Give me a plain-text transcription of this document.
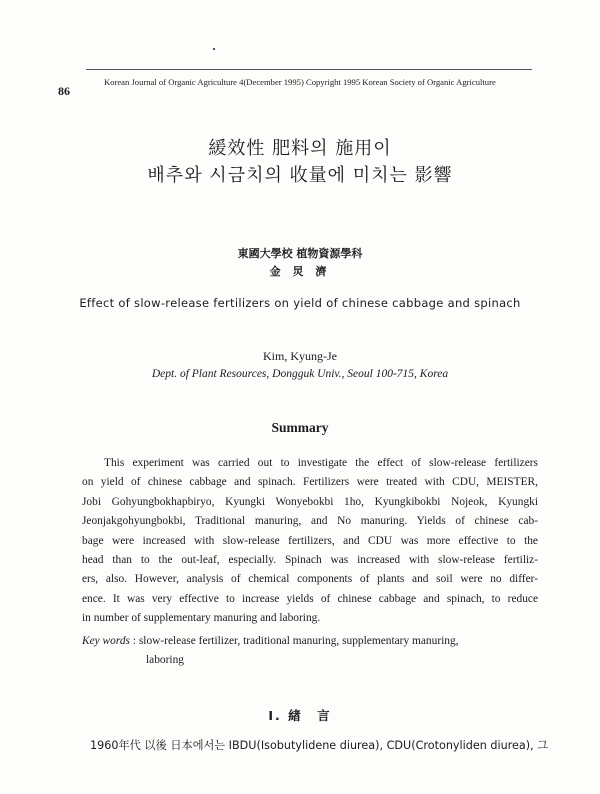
Korean Journal of Organic Agriculture 4(December 1995) Copyright 1995 Korean Society of Organic Agriculture
86
緩效性 肥料의 施用이
배추와 시금치의 收量에 미치는 影響
東國大學校 植物資源學科
金 炅 濟
Effect of slow-release fertilizers on yield of chinese cabbage and spinach
Kim, Kyung-Je
Dept. of Plant Resources, Dongguk Univ., Seoul 100-715, Korea
Summary
This experiment was carried out to investigate the effect of slow-release fertilizers
on yield of chinese cabbage and spinach. Fertilizers were treated with CDU, MEISTER,
Jobi Gohyungbokhapbiryo, Kyungki Wonyebokbi 1ho, Kyungkibokbi Nojeok, Kyungki
Jeonjakgohyungbokbi, Traditional manuring, and No manuring. Yields of chinese cab-
bage were increased with slow-release fertilizers, and CDU was more effective to the
head than to the out-leaf, especially. Spinach was increased with slow-release fertiliz-
ers, also. However, analysis of chemical components of plants and soil were no differ-
ence. It was very effective to increase yields of chinese cabbage and spinach, to reduce
in number of supplementary manuring and laboring.
Key words : slow-release fertilizer, traditional manuring, supplementary manuring,
laboring
Ⅰ. 緖　言
1960年代 以後 日本에서는 IBDU(Isobutylidene diurea), CDU(Crotonyliden diurea), 그
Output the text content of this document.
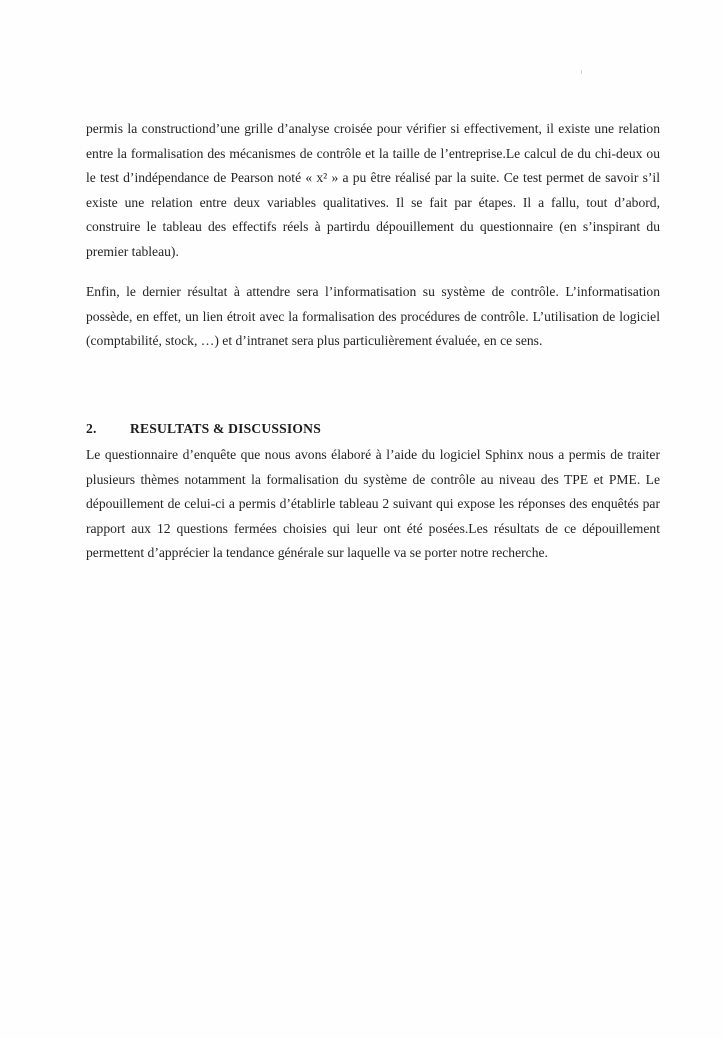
permis la constructiond’une grille d’analyse croisée pour vérifier si effectivement, il existe une relation entre la formalisation des mécanismes de contrôle et la taille de l’entreprise.Le calcul de du chi-deux ou le test d’indépendance de Pearson noté « x² » a pu être réalisé par la suite. Ce test permet de savoir s’il existe une relation entre deux variables qualitatives. Il se fait par étapes. Il a fallu, tout d’abord, construire le tableau des effectifs réels à partirdu dépouillement du questionnaire (en s’inspirant du premier tableau).

Enfin, le dernier résultat à attendre sera l’informatisation su système de contrôle. L’informatisation possède, en effet, un lien étroit avec la formalisation des procédures de contrôle. L’utilisation de logiciel (comptabilité, stock, …) et d’intranet sera plus particulièrement évaluée, en ce sens.

2. RESULTATS & DISCUSSIONS

Le questionnaire d’enquête que nous avons élaboré à l’aide du logiciel Sphinx nous a permis de traiter plusieurs thèmes notamment la formalisation du système de contrôle au niveau des TPE et PME. Le dépouillement de celui-ci a permis d’établirle tableau 2 suivant qui expose les réponses des enquêtés par rapport aux 12 questions fermées choisies qui leur ont été posées.Les résultats de ce dépouillement permettent d’apprécier la tendance générale sur laquelle va se porter notre recherche.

★ ★ ★ ★ ★

**WORK REQUIRED**
Identify and copy lines that hold the string "release".

**EXERCISE RESPONSE**
Effect of slow-release fertilizers on yield of chinese cabbage and spinach
This experiment was carried out to investigate the effect of slow-release fertilizers
bage were increased with slow-release fertilizers, and CDU was more effective to the
head than to the out-leaf, especially. Spinach was increased with slow-release fertiliz-
Key words : slow-release fertilizer, traditional manuring, supplementary manuring,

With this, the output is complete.